[Image region annotations]
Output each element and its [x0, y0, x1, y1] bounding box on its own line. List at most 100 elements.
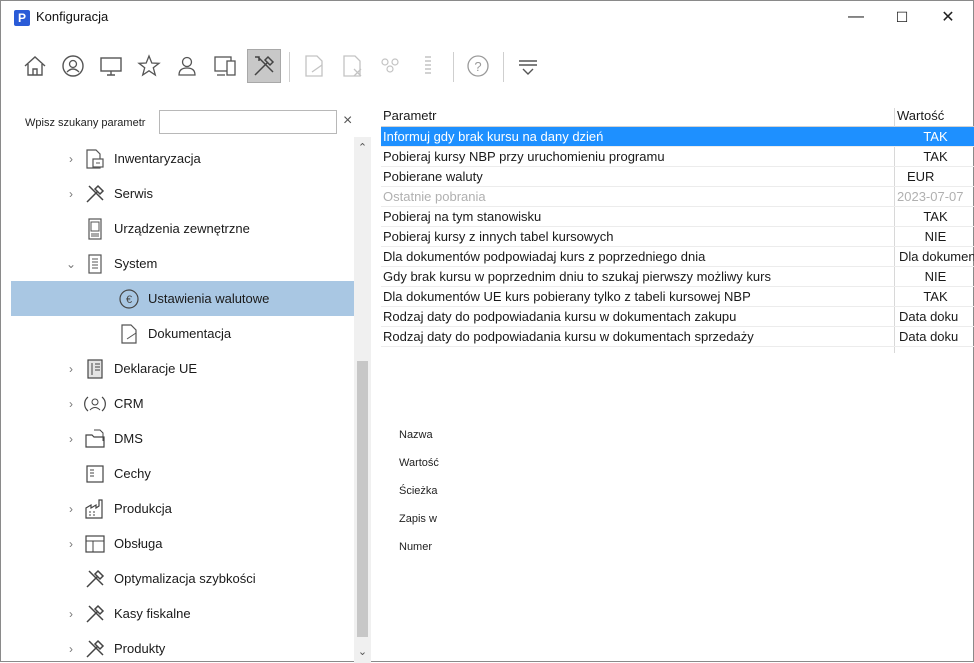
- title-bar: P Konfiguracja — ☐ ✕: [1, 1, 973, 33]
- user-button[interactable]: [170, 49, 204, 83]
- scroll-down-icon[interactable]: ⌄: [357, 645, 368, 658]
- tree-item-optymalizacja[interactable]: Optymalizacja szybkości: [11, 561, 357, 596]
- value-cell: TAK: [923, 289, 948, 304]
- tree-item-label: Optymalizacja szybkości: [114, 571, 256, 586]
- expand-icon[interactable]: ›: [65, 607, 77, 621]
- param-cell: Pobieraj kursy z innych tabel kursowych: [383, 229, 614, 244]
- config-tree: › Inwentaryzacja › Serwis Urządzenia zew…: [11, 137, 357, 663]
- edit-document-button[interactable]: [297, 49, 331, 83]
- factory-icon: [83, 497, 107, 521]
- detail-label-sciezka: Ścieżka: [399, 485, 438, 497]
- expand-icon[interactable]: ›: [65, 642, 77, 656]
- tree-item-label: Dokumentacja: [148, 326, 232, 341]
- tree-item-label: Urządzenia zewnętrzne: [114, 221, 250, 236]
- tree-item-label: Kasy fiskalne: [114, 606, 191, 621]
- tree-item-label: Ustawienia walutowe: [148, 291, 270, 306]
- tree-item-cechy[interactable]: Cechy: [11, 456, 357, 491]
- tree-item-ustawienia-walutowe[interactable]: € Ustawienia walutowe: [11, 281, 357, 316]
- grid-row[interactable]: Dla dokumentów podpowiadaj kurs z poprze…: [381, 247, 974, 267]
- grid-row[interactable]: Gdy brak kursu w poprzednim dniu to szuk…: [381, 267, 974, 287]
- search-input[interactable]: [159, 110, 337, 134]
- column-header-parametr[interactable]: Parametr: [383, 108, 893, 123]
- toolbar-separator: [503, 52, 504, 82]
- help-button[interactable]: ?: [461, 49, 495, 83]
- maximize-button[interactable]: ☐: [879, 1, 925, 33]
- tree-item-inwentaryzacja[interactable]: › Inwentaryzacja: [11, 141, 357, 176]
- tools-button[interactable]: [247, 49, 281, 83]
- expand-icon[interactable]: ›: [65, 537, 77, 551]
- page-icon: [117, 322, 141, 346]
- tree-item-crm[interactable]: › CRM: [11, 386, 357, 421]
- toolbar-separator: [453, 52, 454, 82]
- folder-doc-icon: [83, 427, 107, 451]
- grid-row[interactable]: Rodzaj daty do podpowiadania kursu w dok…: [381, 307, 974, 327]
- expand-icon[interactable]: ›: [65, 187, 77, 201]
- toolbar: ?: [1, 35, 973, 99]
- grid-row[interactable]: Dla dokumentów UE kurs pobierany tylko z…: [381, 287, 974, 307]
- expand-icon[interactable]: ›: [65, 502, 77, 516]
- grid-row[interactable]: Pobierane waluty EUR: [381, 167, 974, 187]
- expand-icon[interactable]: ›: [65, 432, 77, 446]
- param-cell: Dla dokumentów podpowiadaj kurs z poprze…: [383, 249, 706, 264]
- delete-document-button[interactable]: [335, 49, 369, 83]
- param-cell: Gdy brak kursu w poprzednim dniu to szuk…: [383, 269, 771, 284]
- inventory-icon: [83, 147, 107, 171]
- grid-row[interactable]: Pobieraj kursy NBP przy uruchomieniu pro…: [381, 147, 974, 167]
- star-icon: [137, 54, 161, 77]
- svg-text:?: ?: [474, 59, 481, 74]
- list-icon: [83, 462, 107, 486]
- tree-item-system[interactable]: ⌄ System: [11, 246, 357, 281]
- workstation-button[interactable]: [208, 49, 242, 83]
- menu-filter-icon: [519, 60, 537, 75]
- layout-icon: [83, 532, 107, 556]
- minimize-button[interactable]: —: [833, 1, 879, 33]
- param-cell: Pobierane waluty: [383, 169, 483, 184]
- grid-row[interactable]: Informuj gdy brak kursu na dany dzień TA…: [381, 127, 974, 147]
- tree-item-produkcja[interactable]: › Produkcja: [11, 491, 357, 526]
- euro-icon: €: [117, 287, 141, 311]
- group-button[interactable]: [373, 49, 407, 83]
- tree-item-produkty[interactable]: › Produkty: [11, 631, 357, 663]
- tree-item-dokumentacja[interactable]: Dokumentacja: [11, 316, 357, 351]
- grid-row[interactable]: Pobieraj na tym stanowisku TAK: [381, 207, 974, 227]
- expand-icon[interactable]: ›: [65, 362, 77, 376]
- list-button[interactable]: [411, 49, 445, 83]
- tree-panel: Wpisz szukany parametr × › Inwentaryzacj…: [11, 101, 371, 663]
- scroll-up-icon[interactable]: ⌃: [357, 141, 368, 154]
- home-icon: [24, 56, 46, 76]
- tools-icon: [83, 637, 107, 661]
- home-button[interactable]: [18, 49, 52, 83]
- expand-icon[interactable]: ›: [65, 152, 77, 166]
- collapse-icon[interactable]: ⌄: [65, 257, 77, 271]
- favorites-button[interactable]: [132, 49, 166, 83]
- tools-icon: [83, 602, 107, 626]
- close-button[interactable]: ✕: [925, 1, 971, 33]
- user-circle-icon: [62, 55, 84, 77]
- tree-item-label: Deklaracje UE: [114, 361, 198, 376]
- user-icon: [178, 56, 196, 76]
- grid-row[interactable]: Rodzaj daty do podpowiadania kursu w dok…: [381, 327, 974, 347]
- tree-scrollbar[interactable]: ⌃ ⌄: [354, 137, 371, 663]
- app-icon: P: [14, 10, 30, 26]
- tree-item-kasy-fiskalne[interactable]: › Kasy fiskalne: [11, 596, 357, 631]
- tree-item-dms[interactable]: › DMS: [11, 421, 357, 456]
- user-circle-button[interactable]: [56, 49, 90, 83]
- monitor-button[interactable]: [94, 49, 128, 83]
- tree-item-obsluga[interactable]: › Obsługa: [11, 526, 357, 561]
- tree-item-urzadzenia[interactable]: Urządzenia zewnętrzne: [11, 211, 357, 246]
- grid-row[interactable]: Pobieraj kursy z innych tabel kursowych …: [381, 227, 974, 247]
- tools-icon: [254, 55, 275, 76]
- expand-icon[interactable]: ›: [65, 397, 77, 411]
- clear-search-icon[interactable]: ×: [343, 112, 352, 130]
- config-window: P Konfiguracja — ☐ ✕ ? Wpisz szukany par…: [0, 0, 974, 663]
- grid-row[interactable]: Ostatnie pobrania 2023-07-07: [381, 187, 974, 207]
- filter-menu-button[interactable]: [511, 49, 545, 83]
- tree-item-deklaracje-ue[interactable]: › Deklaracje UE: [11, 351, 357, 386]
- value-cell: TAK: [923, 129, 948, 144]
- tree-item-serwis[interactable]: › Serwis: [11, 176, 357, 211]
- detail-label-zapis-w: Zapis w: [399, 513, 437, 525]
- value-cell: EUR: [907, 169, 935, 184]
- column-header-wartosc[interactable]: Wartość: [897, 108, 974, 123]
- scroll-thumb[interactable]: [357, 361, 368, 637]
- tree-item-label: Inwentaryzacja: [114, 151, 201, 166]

* * *

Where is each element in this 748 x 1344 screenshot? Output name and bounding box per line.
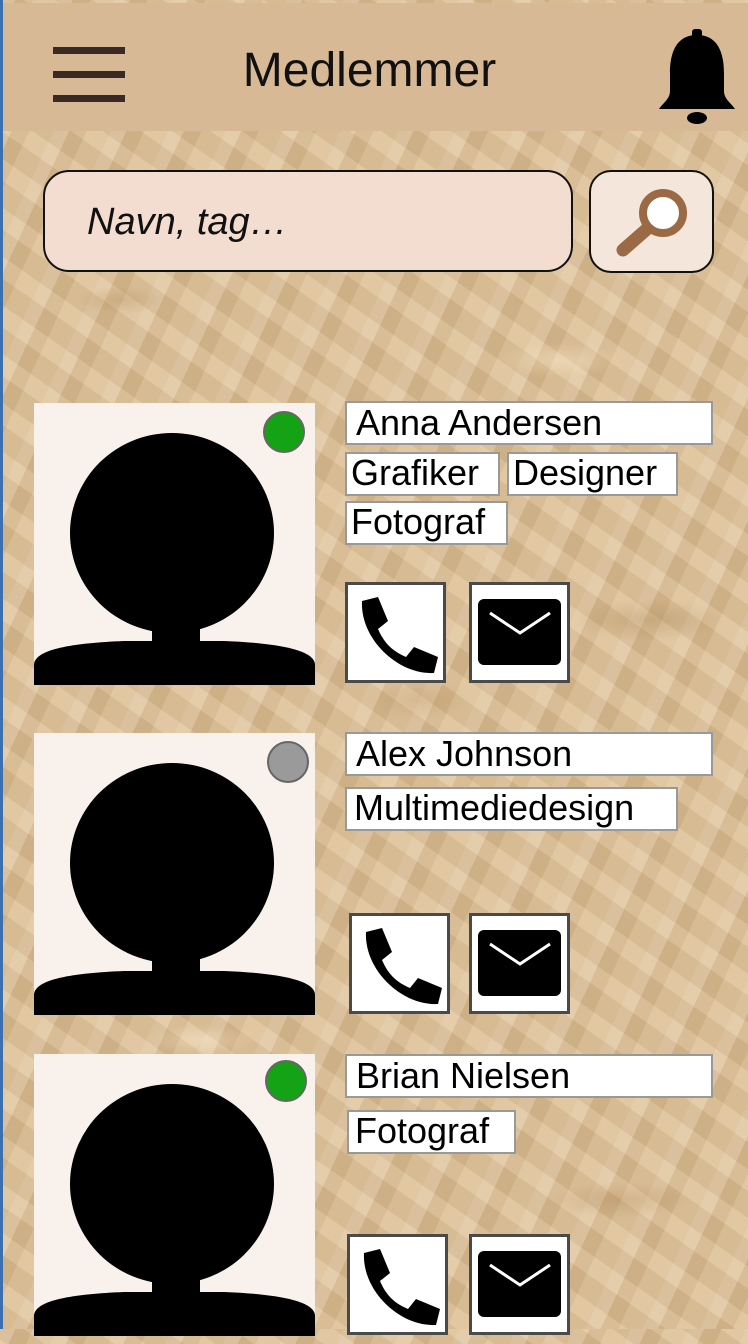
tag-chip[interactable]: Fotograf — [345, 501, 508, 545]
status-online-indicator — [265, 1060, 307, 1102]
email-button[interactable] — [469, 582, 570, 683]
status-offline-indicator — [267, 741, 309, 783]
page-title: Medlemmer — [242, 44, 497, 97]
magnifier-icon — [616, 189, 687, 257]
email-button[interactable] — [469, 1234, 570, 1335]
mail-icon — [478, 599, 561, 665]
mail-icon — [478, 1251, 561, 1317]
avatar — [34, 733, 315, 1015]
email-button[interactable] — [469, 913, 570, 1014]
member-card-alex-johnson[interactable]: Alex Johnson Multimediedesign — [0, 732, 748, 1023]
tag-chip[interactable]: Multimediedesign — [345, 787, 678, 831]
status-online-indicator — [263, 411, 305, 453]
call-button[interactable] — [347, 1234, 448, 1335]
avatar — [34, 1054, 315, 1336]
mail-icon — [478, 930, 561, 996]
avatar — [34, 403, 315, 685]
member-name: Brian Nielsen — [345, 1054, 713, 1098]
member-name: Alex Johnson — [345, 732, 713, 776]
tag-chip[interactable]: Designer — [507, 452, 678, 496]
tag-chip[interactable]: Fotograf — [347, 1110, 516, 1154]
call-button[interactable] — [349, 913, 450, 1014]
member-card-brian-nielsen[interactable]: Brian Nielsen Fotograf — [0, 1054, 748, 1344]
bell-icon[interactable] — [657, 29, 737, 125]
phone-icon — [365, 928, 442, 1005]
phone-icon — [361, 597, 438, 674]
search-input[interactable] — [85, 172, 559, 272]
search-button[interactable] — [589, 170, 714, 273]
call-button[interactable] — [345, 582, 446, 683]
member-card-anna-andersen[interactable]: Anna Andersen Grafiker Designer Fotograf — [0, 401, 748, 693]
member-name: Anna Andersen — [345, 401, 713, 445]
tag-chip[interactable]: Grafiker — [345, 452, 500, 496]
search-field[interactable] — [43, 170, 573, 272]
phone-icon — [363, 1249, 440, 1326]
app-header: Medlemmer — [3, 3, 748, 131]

#### Problem description:
Rename "tag-chip" to "label-chip" in the data, beginning at the line that has "tag-chip[interactable]: Fotograf — [345, 501, 508, 545]" and stopping after the line that has "app-header: Medlemmer — [3, 3, 748, 131]". Reproduce only those lines, with everything else left unchanged.

#### Solution to the exercise:
label-chip[interactable]: Fotograf — [345, 501, 508, 545]
status-online-indicator — [265, 1060, 307, 1102]
email-button[interactable] — [469, 582, 570, 683]
status-offline-indicator — [267, 741, 309, 783]
page-title: Medlemmer — [242, 44, 497, 97]
magnifier-icon — [616, 189, 687, 257]
email-button[interactable] — [469, 1234, 570, 1335]
mail-icon — [478, 599, 561, 665]
mail-icon — [478, 1251, 561, 1317]
avatar — [34, 733, 315, 1015]
email-button[interactable] — [469, 913, 570, 1014]
member-card-alex-johnson[interactable]: Alex Johnson Multimediedesign — [0, 732, 748, 1023]
label-chip[interactable]: Multimediedesign — [345, 787, 678, 831]
status-online-indicator — [263, 411, 305, 453]
call-button[interactable] — [347, 1234, 448, 1335]
avatar — [34, 1054, 315, 1336]
mail-icon — [478, 930, 561, 996]
avatar — [34, 403, 315, 685]
member-name: Brian Nielsen — [345, 1054, 713, 1098]
member-name: Alex Johnson — [345, 732, 713, 776]
label-chip[interactable]: Designer — [507, 452, 678, 496]
label-chip[interactable]: Fotograf — [347, 1110, 516, 1154]
call-button[interactable] — [349, 913, 450, 1014]
member-card-brian-nielsen[interactable]: Brian Nielsen Fotograf — [0, 1054, 748, 1344]
bell-icon[interactable] — [657, 29, 737, 125]
phone-icon — [365, 928, 442, 1005]
phone-icon — [361, 597, 438, 674]
search-input[interactable] — [85, 172, 559, 272]
search-button[interactable] — [589, 170, 714, 273]
call-button[interactable] — [345, 582, 446, 683]
member-card-anna-andersen[interactable]: Anna Andersen Grafiker Designer Fotograf — [0, 401, 748, 693]
member-name: Anna Andersen — [345, 401, 713, 445]
label-chip[interactable]: Grafiker — [345, 452, 500, 496]
search-field[interactable] — [43, 170, 573, 272]
phone-icon — [363, 1249, 440, 1326]
app-header: Medlemmer — [3, 3, 748, 131]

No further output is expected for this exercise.